What you should do:
What is the number of lines in the entries that include the word "this"? Respond with the number only.
___ Dataset excerpts ___
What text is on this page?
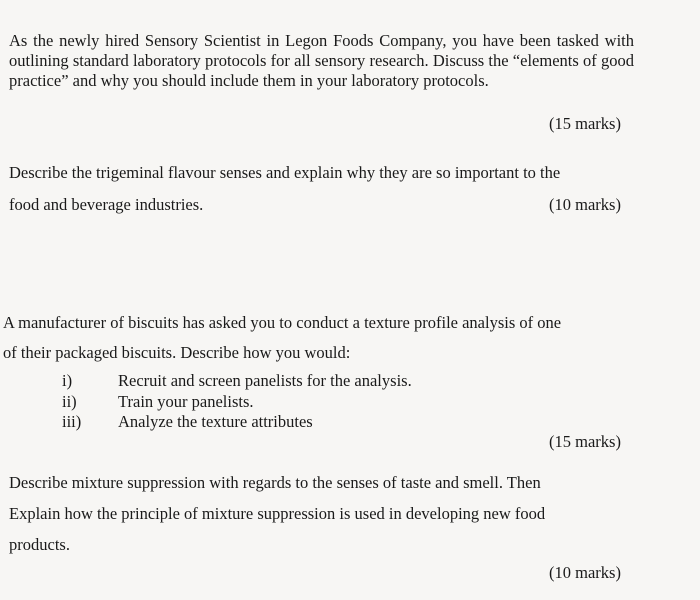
As the newly hired Sensory Scientist in Legon Foods Company, you have been tasked with outlining standard laboratory protocols for all sensory research. Discuss the “elements of good practice” and why you should include them in your laboratory protocols.
(15 marks)
Describe the trigeminal flavour senses and explain why they are so important to the
food and beverage industries.	(10 marks)
A manufacturer of biscuits has asked you to conduct a texture profile analysis of one
of their packaged biscuits. Describe how you would:
i)	Recruit and screen panelists for the analysis.
ii)	Train your panelists.
iii) Analyze the texture attributes
(15 marks)
Describe mixture suppression with regards to the senses of taste and smell. Then
Explain how the principle of mixture suppression is used in developing new food
products.
(10 marks)
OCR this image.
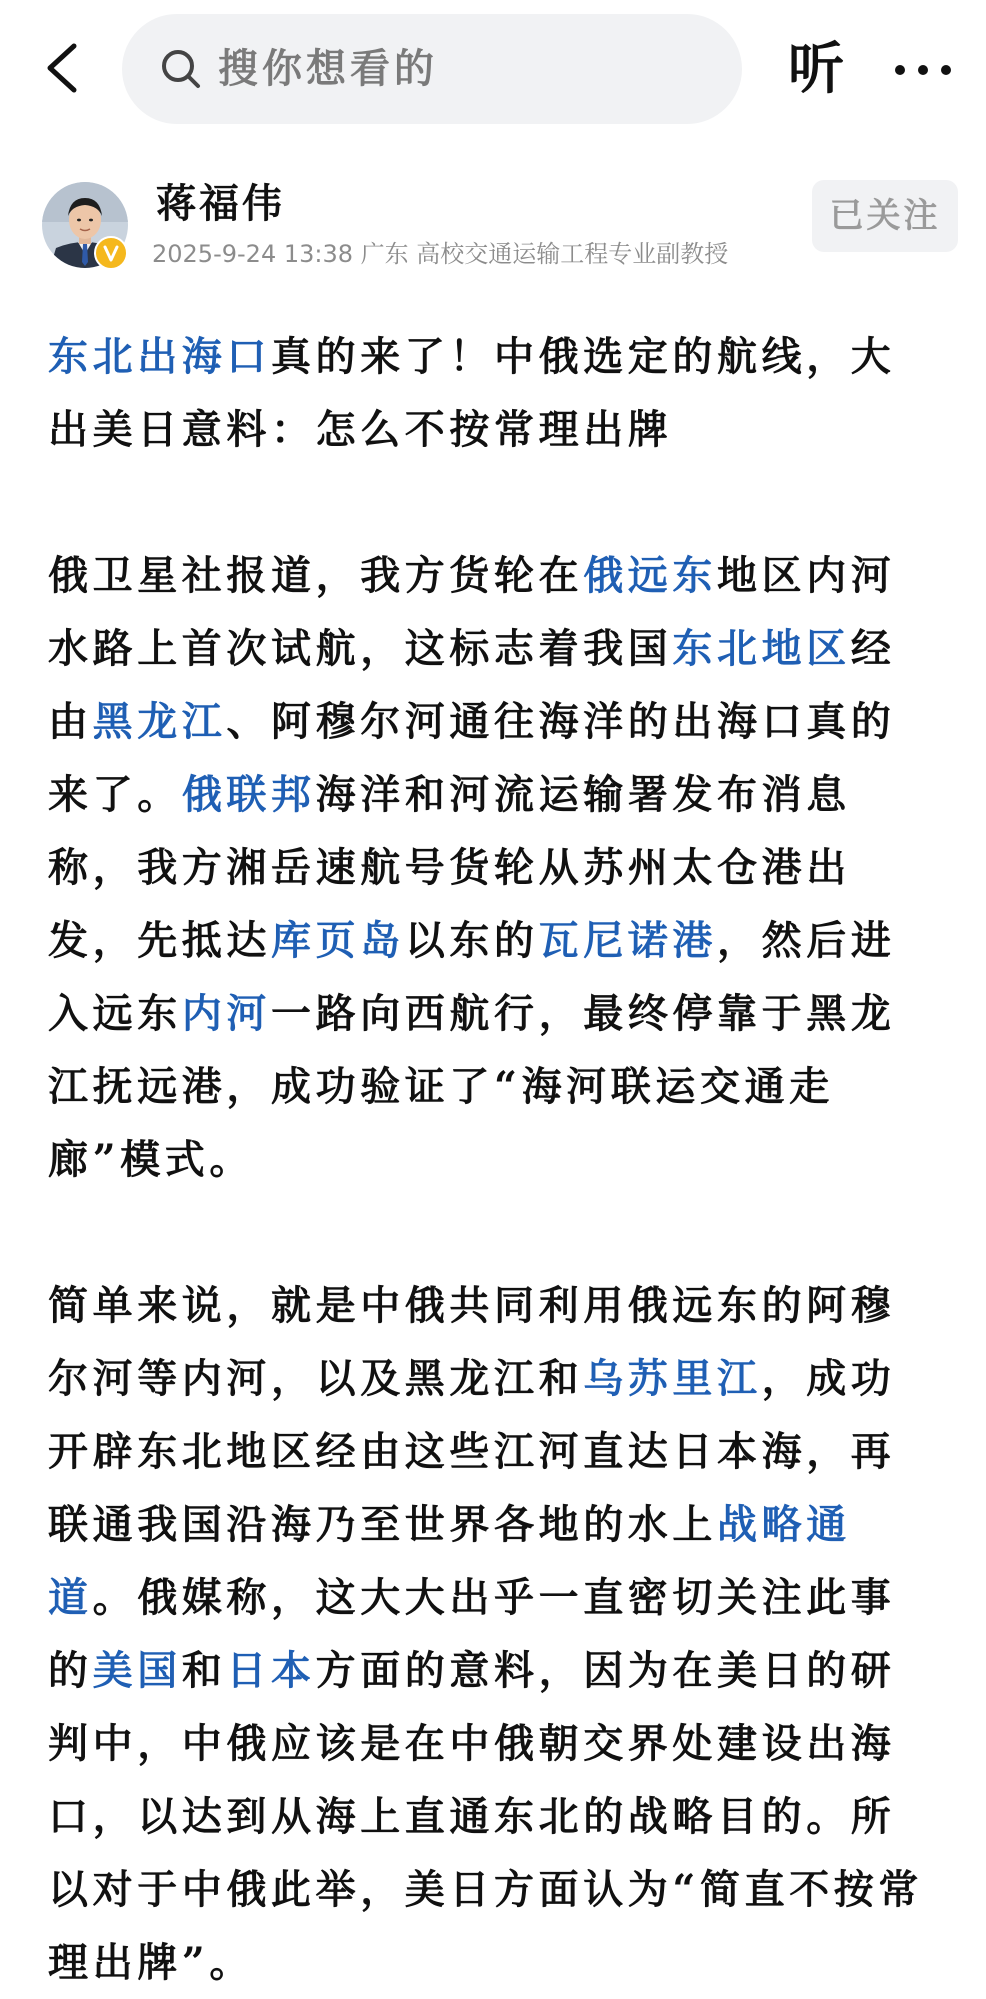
搜你想看的	听
蒋福伟
2025-9-24 13:38 广东 高校交通运输工程专业副教授
已关注

东北出海口真的来了！中俄选定的航线，大出美日意料：怎么不按常理出牌

俄卫星社报道，我方货轮在俄远东地区内河水路上首次试航，这标志着我国东北地区经由黑龙江、阿穆尔河通往海洋的出海口真的来了。俄联邦海洋和河流运输署发布消息称，我方湘岳速航号货轮从苏州太仓港出发，先抵达库页岛以东的瓦尼诺港，然后进入远东内河一路向西航行，最终停靠于黑龙江抚远港，成功验证了“海河联运交通走廊”模式。

简单来说，就是中俄共同利用俄远东的阿穆尔河等内河，以及黑龙江和乌苏里江，成功开辟东北地区经由这些江河直达日本海，再联通我国沿海乃至世界各地的水上战略通道。俄媒称，这大大出乎一直密切关注此事的美国和日本方面的意料，因为在美日的研判中，中俄应该是在中俄朝交界处建设出海口，以达到从海上直通东北的战略目的。所以对于中俄此举，美日方面认为“简直不按常理出牌”。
___
Reply to the exercise:
2